- [GIVEN DATA]
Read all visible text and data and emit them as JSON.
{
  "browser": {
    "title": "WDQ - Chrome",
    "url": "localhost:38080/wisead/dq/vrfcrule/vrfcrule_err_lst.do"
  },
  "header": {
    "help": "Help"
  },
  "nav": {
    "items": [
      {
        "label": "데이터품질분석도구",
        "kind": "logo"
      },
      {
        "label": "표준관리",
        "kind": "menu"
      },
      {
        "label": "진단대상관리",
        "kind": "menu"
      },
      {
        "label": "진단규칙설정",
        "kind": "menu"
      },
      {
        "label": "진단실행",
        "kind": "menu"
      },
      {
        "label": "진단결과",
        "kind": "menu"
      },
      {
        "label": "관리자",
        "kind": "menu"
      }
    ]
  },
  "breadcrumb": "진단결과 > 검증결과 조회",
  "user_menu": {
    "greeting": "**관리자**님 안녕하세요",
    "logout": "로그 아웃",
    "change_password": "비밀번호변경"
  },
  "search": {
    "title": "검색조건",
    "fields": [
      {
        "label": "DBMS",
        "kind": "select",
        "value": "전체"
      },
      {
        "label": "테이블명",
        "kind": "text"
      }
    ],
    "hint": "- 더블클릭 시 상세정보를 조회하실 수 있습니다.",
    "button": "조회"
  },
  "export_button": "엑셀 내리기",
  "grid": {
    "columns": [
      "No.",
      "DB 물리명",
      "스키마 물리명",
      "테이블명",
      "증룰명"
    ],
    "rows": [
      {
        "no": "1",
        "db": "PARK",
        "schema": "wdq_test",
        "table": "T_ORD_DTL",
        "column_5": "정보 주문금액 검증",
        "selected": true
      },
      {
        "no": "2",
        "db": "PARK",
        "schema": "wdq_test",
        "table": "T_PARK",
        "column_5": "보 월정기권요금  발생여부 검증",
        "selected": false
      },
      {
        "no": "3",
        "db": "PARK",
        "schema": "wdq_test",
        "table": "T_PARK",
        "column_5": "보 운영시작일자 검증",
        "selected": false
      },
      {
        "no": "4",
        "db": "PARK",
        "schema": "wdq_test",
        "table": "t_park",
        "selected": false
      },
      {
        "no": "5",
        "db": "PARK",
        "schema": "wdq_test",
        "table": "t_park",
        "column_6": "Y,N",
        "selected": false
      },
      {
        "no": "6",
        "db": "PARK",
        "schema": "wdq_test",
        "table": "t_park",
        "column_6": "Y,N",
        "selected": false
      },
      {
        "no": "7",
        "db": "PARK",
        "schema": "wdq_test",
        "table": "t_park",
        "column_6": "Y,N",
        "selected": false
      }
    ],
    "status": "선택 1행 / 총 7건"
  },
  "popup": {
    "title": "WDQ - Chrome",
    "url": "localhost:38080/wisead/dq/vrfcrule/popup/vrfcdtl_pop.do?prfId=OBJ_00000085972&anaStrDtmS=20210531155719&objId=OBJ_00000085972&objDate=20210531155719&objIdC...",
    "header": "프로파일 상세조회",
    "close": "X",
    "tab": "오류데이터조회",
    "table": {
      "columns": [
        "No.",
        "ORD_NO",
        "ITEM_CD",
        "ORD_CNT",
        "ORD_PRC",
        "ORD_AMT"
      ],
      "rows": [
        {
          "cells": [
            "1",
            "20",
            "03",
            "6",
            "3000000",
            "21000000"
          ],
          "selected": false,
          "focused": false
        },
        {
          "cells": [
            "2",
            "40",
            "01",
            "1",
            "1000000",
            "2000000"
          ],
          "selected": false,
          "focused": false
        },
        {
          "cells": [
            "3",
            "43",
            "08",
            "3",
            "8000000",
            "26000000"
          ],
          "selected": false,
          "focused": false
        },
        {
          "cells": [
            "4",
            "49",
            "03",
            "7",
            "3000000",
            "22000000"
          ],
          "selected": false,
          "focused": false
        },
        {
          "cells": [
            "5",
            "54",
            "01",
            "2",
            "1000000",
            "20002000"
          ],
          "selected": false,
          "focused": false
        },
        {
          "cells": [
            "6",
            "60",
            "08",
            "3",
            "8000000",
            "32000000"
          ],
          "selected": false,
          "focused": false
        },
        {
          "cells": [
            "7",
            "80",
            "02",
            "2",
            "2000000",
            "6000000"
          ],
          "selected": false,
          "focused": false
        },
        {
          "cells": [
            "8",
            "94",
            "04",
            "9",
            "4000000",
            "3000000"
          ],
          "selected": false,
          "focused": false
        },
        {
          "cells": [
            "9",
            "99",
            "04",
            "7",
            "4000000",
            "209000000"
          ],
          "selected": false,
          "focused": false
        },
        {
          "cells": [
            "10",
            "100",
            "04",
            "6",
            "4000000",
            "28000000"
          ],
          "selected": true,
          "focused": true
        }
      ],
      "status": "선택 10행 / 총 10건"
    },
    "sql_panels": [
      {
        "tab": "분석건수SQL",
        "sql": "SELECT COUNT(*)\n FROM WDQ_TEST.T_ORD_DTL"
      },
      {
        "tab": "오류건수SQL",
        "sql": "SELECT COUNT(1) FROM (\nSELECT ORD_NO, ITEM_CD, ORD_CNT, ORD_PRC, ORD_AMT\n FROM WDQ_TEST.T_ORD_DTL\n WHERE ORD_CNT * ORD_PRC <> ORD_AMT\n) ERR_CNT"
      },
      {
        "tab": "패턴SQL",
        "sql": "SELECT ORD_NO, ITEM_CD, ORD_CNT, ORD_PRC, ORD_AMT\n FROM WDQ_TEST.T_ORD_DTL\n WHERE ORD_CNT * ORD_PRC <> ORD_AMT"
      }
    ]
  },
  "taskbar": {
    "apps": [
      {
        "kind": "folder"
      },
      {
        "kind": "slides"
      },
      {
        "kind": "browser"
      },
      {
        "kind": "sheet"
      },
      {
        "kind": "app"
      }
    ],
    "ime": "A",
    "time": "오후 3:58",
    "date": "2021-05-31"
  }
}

- [OBJECTIVE] Write out every record, exactly as written.

- [COMPLETE OUTPUT]
Read all visible text and data and emit them as JSON.
{
  "browser": {
    "title": "WDQ - Chrome",
    "url": "localhost:38080/wisead/dq/vrfcrule/vrfcrule_err_lst.do"
  },
  "header": {
    "help": "Help"
  },
  "nav": {
    "items": [
      {
        "label": "데이터품질분석도구",
        "kind": "logo"
      },
      {
        "label": "표준관리",
        "kind": "menu"
      },
      {
        "label": "진단대상관리",
        "kind": "menu"
      },
      {
        "label": "진단규칙설정",
        "kind": "menu"
      },
      {
        "label": "진단실행",
        "kind": "menu"
      },
      {
        "label": "진단결과",
        "kind": "menu"
      },
      {
        "label": "관리자",
        "kind": "menu"
      }
    ]
  },
  "breadcrumb": "진단결과 > 검증결과 조회",
  "user_menu": {
    "greeting": "**관리자**님 안녕하세요",
    "logout": "로그 아웃",
    "change_password": "비밀번호변경"
  },
  "search": {
    "title": "검색조건",
    "fields": [
      {
        "label": "DBMS",
        "kind": "select",
        "value": "전체"
      },
      {
        "label": "테이블명",
        "kind": "text"
      }
    ],
    "hint": "- 더블클릭 시 상세정보를 조회하실 수 있습니다.",
    "button": "조회"
  },
  "export_button": "엑셀 내리기",
  "grid": {
    "columns": [
      "No.",
      "DB 물리명",
      "스키마 물리명",
      "테이블명",
      "증룰명"
    ],
    "rows": [
      {
        "no": "1",
        "db": "PARK",
        "schema": "wdq_test",
        "table": "T_ORD_DTL",
        "column_5": "정보 주문금액 검증",
        "selected": true
      },
      {
        "no": "2",
        "db": "PARK",
        "schema": "wdq_test",
        "table": "T_PARK",
        "column_5": "보 월정기권요금  발생여부 검증",
        "selected": false
      },
      {
        "no": "3",
        "db": "PARK",
        "schema": "wdq_test",
        "table": "T_PARK",
        "column_5": "보 운영시작일자 검증",
        "selected": false
      },
      {
        "no": "4",
        "db": "PARK",
        "schema": "wdq_test",
        "table": "t_park",
        "selected": false
      },
      {
        "no": "5",
        "db": "PARK",
        "schema": "wdq_test",
        "table": "t_park",
        "column_6": "Y,N",
        "selected": false
      },
      {
        "no": "6",
        "db": "PARK",
        "schema": "wdq_test",
        "table": "t_park",
        "column_6": "Y,N",
        "selected": false
      },
      {
        "no": "7",
        "db": "PARK",
        "schema": "wdq_test",
        "table": "t_park",
        "column_6": "Y,N",
        "selected": false
      }
    ],
    "status": "선택 1행 / 총 7건"
  },
  "popup": {
    "title": "WDQ - Chrome",
    "url": "localhost:38080/wisead/dq/vrfcrule/popup/vrfcdtl_pop.do?prfId=OBJ_00000085972&anaStrDtmS=20210531155719&objId=OBJ_00000085972&objDate=20210531155719&objIdC...",
    "header": "프로파일 상세조회",
    "close": "X",
    "tab": "오류데이터조회",
    "table": {
      "columns": [
        "No.",
        "ORD_NO",
        "ITEM_CD",
        "ORD_CNT",
        "ORD_PRC",
        "ORD_AMT"
      ],
      "rows": [
        {
          "cells": [
            "1",
            "20",
            "03",
            "6",
            "3000000",
            "21000000"
          ],
          "selected": false,
          "focused": false
        },
        {
          "cells": [
            "2",
            "40",
            "01",
            "1",
            "1000000",
            "2000000"
          ],
          "selected": false,
          "focused": false
        },
        {
          "cells": [
            "3",
            "43",
            "08",
            "3",
            "8000000",
            "26000000"
          ],
          "selected": false,
          "focused": false
        },
        {
          "cells": [
            "4",
            "49",
            "03",
            "7",
            "3000000",
            "22000000"
          ],
          "selected": false,
          "focused": false
        },
        {
          "cells": [
            "5",
            "54",
            "01",
            "2",
            "1000000",
            "20002000"
          ],
          "selected": false,
          "focused": false
        },
        {
          "cells": [
            "6",
            "60",
            "08",
            "3",
            "8000000",
            "32000000"
          ],
          "selected": false,
          "focused": false
        },
        {
          "cells": [
            "7",
            "80",
            "02",
            "2",
            "2000000",
            "6000000"
          ],
          "selected": false,
          "focused": false
        },
        {
          "cells": [
            "8",
            "94",
            "04",
            "9",
            "4000000",
            "3000000"
          ],
          "selected": false,
          "focused": false
        },
        {
          "cells": [
            "9",
            "99",
            "04",
            "7",
            "4000000",
            "209000000"
          ],
          "selected": false,
          "focused": false
        },
        {
          "cells": [
            "10",
            "100",
            "04",
            "6",
            "4000000",
            "28000000"
          ],
          "selected": true,
          "focused": true
        }
      ],
      "status": "선택 10행 / 총 10건"
    },
    "sql_panels": [
      {
        "tab": "분석건수SQL",
        "sql": "SELECT COUNT(*)\n FROM WDQ_TEST.T_ORD_DTL"
      },
      {
        "tab": "오류건수SQL",
        "sql": "SELECT COUNT(1) FROM (\nSELECT ORD_NO, ITEM_CD, ORD_CNT, ORD_PRC, ORD_AMT\n FROM WDQ_TEST.T_ORD_DTL\n WHERE ORD_CNT * ORD_PRC <> ORD_AMT\n) ERR_CNT"
      },
      {
        "tab": "패턴SQL",
        "sql": "SELECT ORD_NO, ITEM_CD, ORD_CNT, ORD_PRC, ORD_AMT\n FROM WDQ_TEST.T_ORD_DTL\n WHERE ORD_CNT * ORD_PRC <> ORD_AMT"
      }
    ]
  },
  "taskbar": {
    "apps": [
      {
        "kind": "folder"
      },
      {
        "kind": "slides"
      },
      {
        "kind": "browser"
      },
      {
        "kind": "sheet"
      },
      {
        "kind": "app"
      }
    ],
    "ime": "A",
    "time": "오후 3:58",
    "date": "2021-05-31"
  }
}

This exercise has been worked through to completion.